**WHAT IS NEEDED**
Find the string "Workshop" in the records. Copy every line it appears in.

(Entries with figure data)
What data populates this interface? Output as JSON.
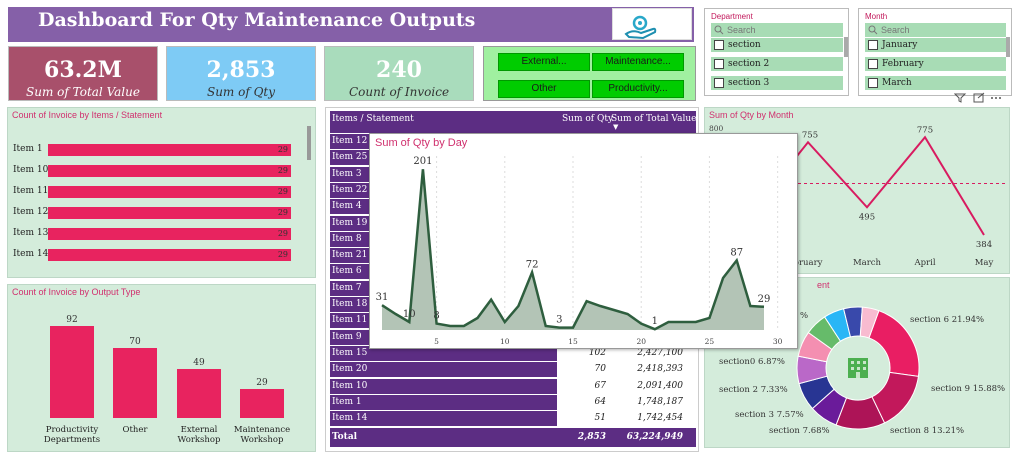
{
  "header": {
    "title": "Dashboard For Qty Maintenance Outputs",
    "logo_icon": "hand-gear-icon"
  },
  "kpis": [
    {
      "value": "63.2M",
      "label": "Sum of Total Value",
      "color": "#a8506b"
    },
    {
      "value": "2,853",
      "label": "Sum of Qty",
      "color": "#7ecbf5"
    },
    {
      "value": "240",
      "label": "Count of Invoice",
      "color": "#a9dcbc"
    }
  ],
  "nav_buttons": [
    "External...",
    "Maintenance...",
    "Other",
    "Productivity..."
  ],
  "department_slicer": {
    "title": "Department",
    "search_placeholder": "Search",
    "items": [
      "section",
      "section 2",
      "section 3"
    ]
  },
  "month_slicer": {
    "title": "Month",
    "search_placeholder": "Search",
    "items": [
      "January",
      "February",
      "March"
    ]
  },
  "invoice_by_items": {
    "title": "Count of Invoice by Items / Statement",
    "chart_data": {
      "type": "bar",
      "orientation": "horizontal",
      "categories": [
        "Item 1",
        "Item 10",
        "Item 11",
        "Item 12",
        "Item 13",
        "Item 14"
      ],
      "values": [
        29,
        29,
        29,
        29,
        29,
        29
      ]
    }
  },
  "invoice_by_output": {
    "title": "Count of Invoice by Output Type",
    "chart_data": {
      "type": "bar",
      "categories": [
        "Productivity Departments",
        "Other",
        "External Workshop",
        "Maintenance Workshop"
      ],
      "cat_lines": [
        [
          "Productivity",
          "Departments"
        ],
        [
          "Other"
        ],
        [
          "External",
          "Workshop"
        ],
        [
          "Maintenance",
          "Workshop"
        ]
      ],
      "values": [
        92,
        70,
        49,
        29
      ]
    }
  },
  "table": {
    "headers": [
      "Items / Statement",
      "Sum of Qty",
      "Sum of Total Value"
    ],
    "rows": [
      {
        "item": "Item 12",
        "qty": "",
        "total": ""
      },
      {
        "item": "Item 25",
        "qty": "",
        "total": ""
      },
      {
        "item": "Item 3",
        "qty": "",
        "total": ""
      },
      {
        "item": "Item 22",
        "qty": "",
        "total": ""
      },
      {
        "item": "Item 4",
        "qty": "",
        "total": ""
      },
      {
        "item": "Item 19",
        "qty": "",
        "total": ""
      },
      {
        "item": "Item 8",
        "qty": "",
        "total": ""
      },
      {
        "item": "Item 21",
        "qty": "",
        "total": ""
      },
      {
        "item": "Item 6",
        "qty": "",
        "total": ""
      },
      {
        "item": "Item 7",
        "qty": "",
        "total": ""
      },
      {
        "item": "Item 18",
        "qty": "",
        "total": ""
      },
      {
        "item": "Item 11",
        "qty": "",
        "total": ""
      },
      {
        "item": "Item 9",
        "qty": "",
        "total": ""
      },
      {
        "item": "Item 15",
        "qty": "102",
        "total": "2,427,100"
      },
      {
        "item": "Item 20",
        "qty": "70",
        "total": "2,418,393"
      },
      {
        "item": "Item 10",
        "qty": "67",
        "total": "2,091,400"
      },
      {
        "item": "Item 1",
        "qty": "64",
        "total": "1,748,187"
      },
      {
        "item": "Item 14",
        "qty": "51",
        "total": "1,742,454"
      }
    ],
    "total_label": "Total",
    "total_qty": "2,853",
    "total_value": "63,224,949"
  },
  "qty_by_day": {
    "title": "Sum of Qty by Day",
    "chart_data": {
      "type": "area",
      "x": [
        1,
        2,
        3,
        4,
        5,
        6,
        7,
        8,
        9,
        10,
        11,
        12,
        13,
        14,
        15,
        16,
        17,
        18,
        19,
        20,
        21,
        22,
        23,
        24,
        25,
        26,
        27,
        28,
        29
      ],
      "y": [
        31,
        20,
        10,
        201,
        8,
        5,
        5,
        15,
        38,
        10,
        30,
        72,
        5,
        3,
        3,
        36,
        30,
        25,
        20,
        8,
        1,
        10,
        10,
        10,
        15,
        65,
        87,
        30,
        29
      ],
      "labeled_points": [
        {
          "x": 1,
          "label": "31"
        },
        {
          "x": 3,
          "label": "10"
        },
        {
          "x": 4,
          "label": "201"
        },
        {
          "x": 5,
          "label": "8"
        },
        {
          "x": 12,
          "label": "72"
        },
        {
          "x": 14,
          "label": "3"
        },
        {
          "x": 21,
          "label": "1"
        },
        {
          "x": 27,
          "label": "87"
        },
        {
          "x": 29,
          "label": "29"
        }
      ],
      "xticks": [
        "5",
        "10",
        "15",
        "20",
        "25",
        "30"
      ],
      "ylim": [
        0,
        220
      ],
      "color": "#2e5e3e"
    }
  },
  "qty_by_month": {
    "title": "Sum of Qty by Month",
    "chart_data": {
      "type": "line",
      "categories": [
        "February",
        "March",
        "April",
        "May"
      ],
      "cat_labels": [
        "bruary",
        "March",
        "April",
        "May"
      ],
      "values": [
        755,
        495,
        775,
        384
      ],
      "ytick": "800",
      "reference_line": 590,
      "color": "#d81b60"
    }
  },
  "donut": {
    "title_partial": "ent",
    "center_icon": "building-icon",
    "chart_data": {
      "type": "pie",
      "slices": [
        {
          "label": "section 6 21.94%",
          "value": 21.94,
          "color": "#e91e63"
        },
        {
          "label": "section 9 15.88%",
          "value": 15.88,
          "color": "#c2185b"
        },
        {
          "label": "section 8 13.21%",
          "value": 13.21,
          "color": "#ad1457"
        },
        {
          "label": "section 7.68%",
          "value": 7.68,
          "color": "#6a1b9a"
        },
        {
          "label": "section 3 7.57%",
          "value": 7.57,
          "color": "#283593"
        },
        {
          "label": "section 2 7.33%",
          "value": 7.33,
          "color": "#ba68c8"
        },
        {
          "label": "section0 6.87%",
          "value": 6.87,
          "color": "#f48fb1"
        },
        {
          "label": "",
          "value": 6.0,
          "color": "#66bb6a"
        },
        {
          "label": "",
          "value": 5.5,
          "color": "#29b6f6"
        },
        {
          "label": "",
          "value": 5.0,
          "color": "#3949ab"
        },
        {
          "label": "",
          "value": 4.5,
          "color": "#f8bbd0"
        }
      ],
      "partial_label": "%"
    }
  },
  "toolbar_icons": [
    "filter-icon",
    "focus-mode-icon",
    "more-options-icon"
  ]
}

**RESULT FOR THIS TASK**
        "External Workshop",
        "Maintenance Workshop"
          "Workshop"
          "Workshop"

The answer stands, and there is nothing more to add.